> [Exercise task]
Show every line of the records below that contains the word "name".

> [Figure collection entries]
--- START ---
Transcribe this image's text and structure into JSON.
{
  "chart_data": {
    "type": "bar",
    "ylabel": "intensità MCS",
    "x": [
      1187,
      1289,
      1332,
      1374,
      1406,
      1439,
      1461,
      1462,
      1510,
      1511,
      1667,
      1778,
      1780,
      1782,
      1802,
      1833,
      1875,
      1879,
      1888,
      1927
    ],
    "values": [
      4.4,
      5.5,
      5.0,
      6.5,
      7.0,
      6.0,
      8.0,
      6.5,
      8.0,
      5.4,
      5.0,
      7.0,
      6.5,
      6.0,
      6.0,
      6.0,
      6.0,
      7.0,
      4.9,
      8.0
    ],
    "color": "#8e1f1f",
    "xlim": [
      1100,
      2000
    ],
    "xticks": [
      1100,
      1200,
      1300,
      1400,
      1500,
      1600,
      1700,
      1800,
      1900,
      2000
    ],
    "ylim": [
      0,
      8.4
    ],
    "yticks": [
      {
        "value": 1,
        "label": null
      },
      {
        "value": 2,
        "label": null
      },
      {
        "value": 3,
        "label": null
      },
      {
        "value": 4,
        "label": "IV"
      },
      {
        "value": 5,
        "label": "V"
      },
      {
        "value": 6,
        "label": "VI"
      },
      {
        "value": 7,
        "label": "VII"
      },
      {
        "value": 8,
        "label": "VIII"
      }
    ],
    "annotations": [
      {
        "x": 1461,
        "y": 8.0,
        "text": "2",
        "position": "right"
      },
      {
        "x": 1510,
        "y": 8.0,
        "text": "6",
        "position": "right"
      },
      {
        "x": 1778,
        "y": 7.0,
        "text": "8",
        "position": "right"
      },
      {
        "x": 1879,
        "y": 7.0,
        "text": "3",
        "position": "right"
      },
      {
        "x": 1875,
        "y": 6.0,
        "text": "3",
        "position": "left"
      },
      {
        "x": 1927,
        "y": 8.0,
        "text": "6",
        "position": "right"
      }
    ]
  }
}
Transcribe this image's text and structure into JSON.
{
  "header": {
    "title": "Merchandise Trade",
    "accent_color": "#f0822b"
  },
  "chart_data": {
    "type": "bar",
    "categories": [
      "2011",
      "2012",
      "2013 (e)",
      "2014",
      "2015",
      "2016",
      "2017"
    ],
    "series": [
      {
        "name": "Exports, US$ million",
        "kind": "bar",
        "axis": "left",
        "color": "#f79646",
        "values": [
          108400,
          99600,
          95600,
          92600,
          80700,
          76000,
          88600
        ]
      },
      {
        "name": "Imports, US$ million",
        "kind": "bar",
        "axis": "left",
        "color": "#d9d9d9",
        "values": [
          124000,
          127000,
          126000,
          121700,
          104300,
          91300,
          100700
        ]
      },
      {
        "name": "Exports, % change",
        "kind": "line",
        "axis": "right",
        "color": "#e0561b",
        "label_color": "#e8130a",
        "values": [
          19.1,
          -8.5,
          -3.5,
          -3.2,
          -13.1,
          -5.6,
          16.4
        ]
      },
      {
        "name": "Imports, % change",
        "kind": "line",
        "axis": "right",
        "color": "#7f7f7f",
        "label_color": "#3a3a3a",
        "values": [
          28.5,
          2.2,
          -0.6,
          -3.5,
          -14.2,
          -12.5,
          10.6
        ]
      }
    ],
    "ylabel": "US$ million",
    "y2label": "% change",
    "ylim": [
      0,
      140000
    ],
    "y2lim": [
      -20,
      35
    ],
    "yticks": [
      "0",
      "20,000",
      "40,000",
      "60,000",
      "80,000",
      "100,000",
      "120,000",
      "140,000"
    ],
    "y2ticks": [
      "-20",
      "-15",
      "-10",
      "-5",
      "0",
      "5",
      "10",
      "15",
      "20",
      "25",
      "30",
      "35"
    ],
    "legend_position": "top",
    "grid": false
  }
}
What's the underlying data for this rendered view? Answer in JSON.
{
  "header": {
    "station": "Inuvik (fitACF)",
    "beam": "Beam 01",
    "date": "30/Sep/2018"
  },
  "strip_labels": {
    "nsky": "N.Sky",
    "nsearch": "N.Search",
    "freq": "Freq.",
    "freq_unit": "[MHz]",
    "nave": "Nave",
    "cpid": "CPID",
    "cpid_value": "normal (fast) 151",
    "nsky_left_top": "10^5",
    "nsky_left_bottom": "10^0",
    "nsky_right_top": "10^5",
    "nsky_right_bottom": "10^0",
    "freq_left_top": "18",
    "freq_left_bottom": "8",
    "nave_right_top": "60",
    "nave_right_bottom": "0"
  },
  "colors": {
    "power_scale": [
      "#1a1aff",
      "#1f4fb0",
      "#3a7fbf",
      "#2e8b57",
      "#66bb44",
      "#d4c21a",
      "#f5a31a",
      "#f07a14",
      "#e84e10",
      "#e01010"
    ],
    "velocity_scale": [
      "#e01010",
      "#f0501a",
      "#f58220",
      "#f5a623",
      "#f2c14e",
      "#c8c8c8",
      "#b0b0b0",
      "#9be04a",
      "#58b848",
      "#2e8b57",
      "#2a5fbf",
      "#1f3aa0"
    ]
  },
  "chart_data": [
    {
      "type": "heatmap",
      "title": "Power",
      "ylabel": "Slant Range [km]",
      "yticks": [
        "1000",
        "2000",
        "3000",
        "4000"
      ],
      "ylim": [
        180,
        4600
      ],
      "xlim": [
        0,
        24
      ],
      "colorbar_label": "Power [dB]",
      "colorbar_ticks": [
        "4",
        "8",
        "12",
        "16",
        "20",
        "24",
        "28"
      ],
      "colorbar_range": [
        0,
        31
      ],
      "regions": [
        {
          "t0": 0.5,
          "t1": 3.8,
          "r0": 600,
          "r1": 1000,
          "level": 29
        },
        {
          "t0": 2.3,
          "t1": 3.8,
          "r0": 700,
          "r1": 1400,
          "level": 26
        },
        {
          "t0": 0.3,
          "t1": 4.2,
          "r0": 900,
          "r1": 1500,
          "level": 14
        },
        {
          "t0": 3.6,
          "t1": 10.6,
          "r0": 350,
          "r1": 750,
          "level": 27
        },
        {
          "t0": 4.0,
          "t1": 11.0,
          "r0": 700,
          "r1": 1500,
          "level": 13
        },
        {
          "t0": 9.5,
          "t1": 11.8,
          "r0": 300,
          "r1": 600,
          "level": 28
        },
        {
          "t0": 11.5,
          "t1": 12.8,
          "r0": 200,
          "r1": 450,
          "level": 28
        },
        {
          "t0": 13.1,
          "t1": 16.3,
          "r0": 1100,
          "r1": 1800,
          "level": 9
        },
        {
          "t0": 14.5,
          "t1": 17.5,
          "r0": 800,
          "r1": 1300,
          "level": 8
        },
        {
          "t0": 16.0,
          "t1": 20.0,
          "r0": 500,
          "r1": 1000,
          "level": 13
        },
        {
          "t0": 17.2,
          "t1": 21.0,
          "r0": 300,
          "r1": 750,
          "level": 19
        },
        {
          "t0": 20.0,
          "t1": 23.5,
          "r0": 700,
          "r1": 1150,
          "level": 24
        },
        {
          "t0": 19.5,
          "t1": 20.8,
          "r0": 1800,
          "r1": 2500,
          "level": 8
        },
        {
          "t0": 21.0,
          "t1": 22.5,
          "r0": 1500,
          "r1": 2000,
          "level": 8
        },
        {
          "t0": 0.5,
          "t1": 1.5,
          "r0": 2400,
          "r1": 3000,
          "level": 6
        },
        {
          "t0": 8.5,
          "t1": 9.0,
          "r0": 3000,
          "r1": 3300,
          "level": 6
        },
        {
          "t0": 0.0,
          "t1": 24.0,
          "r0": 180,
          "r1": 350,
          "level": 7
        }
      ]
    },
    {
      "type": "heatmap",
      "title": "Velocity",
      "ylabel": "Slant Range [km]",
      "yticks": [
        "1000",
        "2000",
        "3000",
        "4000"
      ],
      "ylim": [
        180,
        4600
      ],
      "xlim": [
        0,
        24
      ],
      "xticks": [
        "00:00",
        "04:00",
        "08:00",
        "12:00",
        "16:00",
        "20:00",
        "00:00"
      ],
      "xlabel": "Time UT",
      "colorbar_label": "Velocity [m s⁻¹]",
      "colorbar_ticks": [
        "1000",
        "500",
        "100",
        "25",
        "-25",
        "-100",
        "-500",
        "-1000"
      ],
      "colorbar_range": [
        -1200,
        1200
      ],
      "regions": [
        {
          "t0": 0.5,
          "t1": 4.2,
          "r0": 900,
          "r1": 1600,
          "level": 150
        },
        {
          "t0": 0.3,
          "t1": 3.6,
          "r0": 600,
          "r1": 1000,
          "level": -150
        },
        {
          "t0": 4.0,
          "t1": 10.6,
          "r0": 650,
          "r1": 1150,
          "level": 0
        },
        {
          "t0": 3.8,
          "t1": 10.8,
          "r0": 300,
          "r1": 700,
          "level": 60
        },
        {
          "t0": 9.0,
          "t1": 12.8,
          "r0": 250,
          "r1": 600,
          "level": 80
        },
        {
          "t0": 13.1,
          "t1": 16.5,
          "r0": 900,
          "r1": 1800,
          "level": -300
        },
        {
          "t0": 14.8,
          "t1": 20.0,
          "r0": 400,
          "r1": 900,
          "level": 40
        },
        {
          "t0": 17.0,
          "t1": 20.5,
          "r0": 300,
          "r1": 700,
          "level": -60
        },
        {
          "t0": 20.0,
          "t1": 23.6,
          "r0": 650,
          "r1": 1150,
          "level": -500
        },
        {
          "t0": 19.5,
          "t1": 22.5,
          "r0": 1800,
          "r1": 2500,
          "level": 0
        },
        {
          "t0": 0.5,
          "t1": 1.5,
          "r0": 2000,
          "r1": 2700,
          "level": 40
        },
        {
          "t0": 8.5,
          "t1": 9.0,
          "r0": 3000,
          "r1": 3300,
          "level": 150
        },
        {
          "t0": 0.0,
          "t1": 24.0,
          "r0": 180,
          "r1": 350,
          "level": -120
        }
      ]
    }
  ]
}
--- END ---
> [Answer to this exercise]
        "name": "Exports, US$ million",
        "name": "Imports, US$ million",
        "name": "Exports, % change",
        "name": "Imports, % change",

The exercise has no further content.